[note by JA: the texcollab
script was written in 2015 by graduate student
Barry Moore II (user barrymoo
in the examples). I created this fork after Barry graduated. Much of the text that follows is Barry's, but I made some changes over the years and applied
updates and fixes to the code.]
texcollab
is a shell script that wraps around git
and rsync
and is
primarily intended for collaborative work on complex LaTeX
documents. The original
developer referred to this as his
"Advisor-Student/s Mergeless" model.
texcollab
is intended to be used in a bash
terminal session on a UNIX-type system (Linux, the Linux subsystem
in Windows, or the command line interface on a Mac). Prerequisites are git
,
openssh
, rsync
, and to work on the resulting documents you'll obviously also need
a working LaTeX
installation (we use texlive
). For the comparison of tex
files modified by different users, the meld
tool is highly recommended (http://meldmerge.org/) and assumed to be available on the machine where you run texcollab
. There is also 'Beyond Compare' (https://www.scootersoftware.com/). Finally, the people collaborating on a project need to have
accounts on a machine that is remotely accessible by ssh
, and the accounts should belong to the same user group. In our case, the repositories are typically stored at the local computing
center or on a shared computer in the laboratory.
Because texcollab
wraps git
(and rsync
) commands, most of the
output you see is from git
. This is sometimes useful, especially when there are errors.
At some point, instead of just emailing each other updates of tex
files and figures
for a joint manuscript, we started to use git
for version control of LaTeX
projects
and also as a way to preserve its history. Problems
became immediately obvious.
An automated git merge
works fine for well-structured source code, but LaTeX
is not quite like
source code. For example, different people use editors with different indentation preferences or end-of-line characters, which for us occasionally caused an automated git merge
to produce an incomprehensible mess.

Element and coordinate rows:
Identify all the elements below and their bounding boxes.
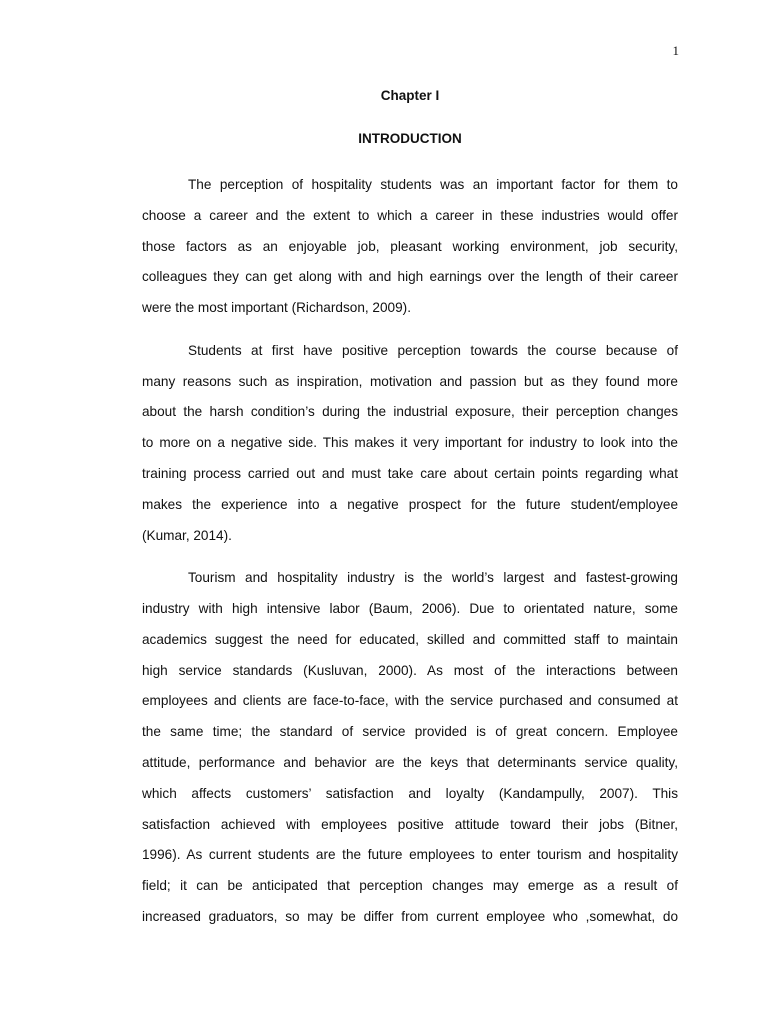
paragraph-line: academics suggest the need for educated, skilled and committed staff to maintain xyxy=(142,631,678,647)
paragraph-line: employees and clients are face-to-face, with the service purchased and consumed at xyxy=(142,693,678,709)
paragraph-line: attitude, performance and behavior are the keys that determinants service quality, xyxy=(142,754,678,770)
paragraph-line: makes the experience into a negative prospect for the future student/employee xyxy=(142,496,678,512)
paragraph-line: The perception of hospitality students was an important factor for them to xyxy=(188,177,678,192)
paragraph-line: satisfaction achieved with employees positive attitude toward their jobs (Bitner, xyxy=(142,816,678,832)
paragraph-1 xyxy=(142,170,678,324)
page-number: 1 xyxy=(672,43,679,58)
paragraph-line: to more on a negative side. This makes it very important for industry to look into the xyxy=(142,435,678,451)
paragraph-3 xyxy=(142,563,678,933)
paragraph-line: colleagues they can get along with and high earnings over the length of their career xyxy=(142,269,678,285)
paragraph-line: those factors as an enjoyable job, pleasant working environment, job security, xyxy=(142,238,678,254)
body-text xyxy=(142,170,678,945)
paragraph-line: the same time; the standard of service provided is of great concern. Employee xyxy=(142,724,678,740)
paragraph-line: 1996). As current students are the future employees to enter tourism and hospitality xyxy=(142,847,678,863)
paragraph-line: Tourism and hospitality industry is the world’s largest and fastest-growing xyxy=(188,570,678,586)
paragraph-2 xyxy=(142,336,678,552)
paragraph-line: industry with high intensive labor (Baum, 2006). Due to orientated nature, some xyxy=(142,600,678,616)
paragraph-line: were the most important (Richardson, 2009). xyxy=(142,300,411,316)
section-heading: INTRODUCTION xyxy=(358,131,462,146)
paragraph-line: many reasons such as inspiration, motivation and passion but as they found more xyxy=(142,373,678,389)
chapter-label: Chapter I xyxy=(380,88,440,103)
paragraph-line: field; it can be anticipated that perception changes may emerge as a result of xyxy=(142,878,678,894)
paragraph-line: Students at first have positive perception towards the course because of xyxy=(188,342,678,358)
paragraph-line: high service standards (Kusluvan, 2000). As most of the interactions between xyxy=(142,662,678,678)
paragraph-line: (Kumar, 2014). xyxy=(142,527,232,543)
paragraph-line: which affects customers’ satisfaction and loyalty (Kandampully, 2007). This xyxy=(142,785,678,801)
paragraph-line: training process carried out and must take care about certain points regarding what xyxy=(142,465,678,481)
paragraph-line: increased graduators, so may be differ from current employee who ,somewhat, do xyxy=(142,908,678,924)
paragraph-line: about the harsh condition’s during the industrial exposure, their perception changes xyxy=(142,404,678,420)
paragraph-line: choose a career and the extent to which a career in these industries would offer xyxy=(142,207,678,223)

REQUEST A: Which tool does the texcollab page highly recommend for comparing tex files modified by different users?
REQUEST B: From the rows, extract the stretch from the line that contains "paragraph-line: academics suggest" through the line that contains "paragraph-line: The perception", copying each line exactly, with both ends included.

TASK RESULT A: The meld tool.

TASK RESULT B:
paragraph-line: academics suggest the need for educated, skilled and committed staff to maintain xyxy=(142,631,678,647)
paragraph-line: employees and clients are face-to-face, with the service purchased and consumed at xyxy=(142,693,678,709)
paragraph-line: attitude, performance and behavior are the keys that determinants service quality, xyxy=(142,754,678,770)
paragraph-line: makes the experience into a negative prospect for the future student/employee xyxy=(142,496,678,512)
paragraph-line: The perception of hospitality students was an important factor for them to xyxy=(188,177,678,192)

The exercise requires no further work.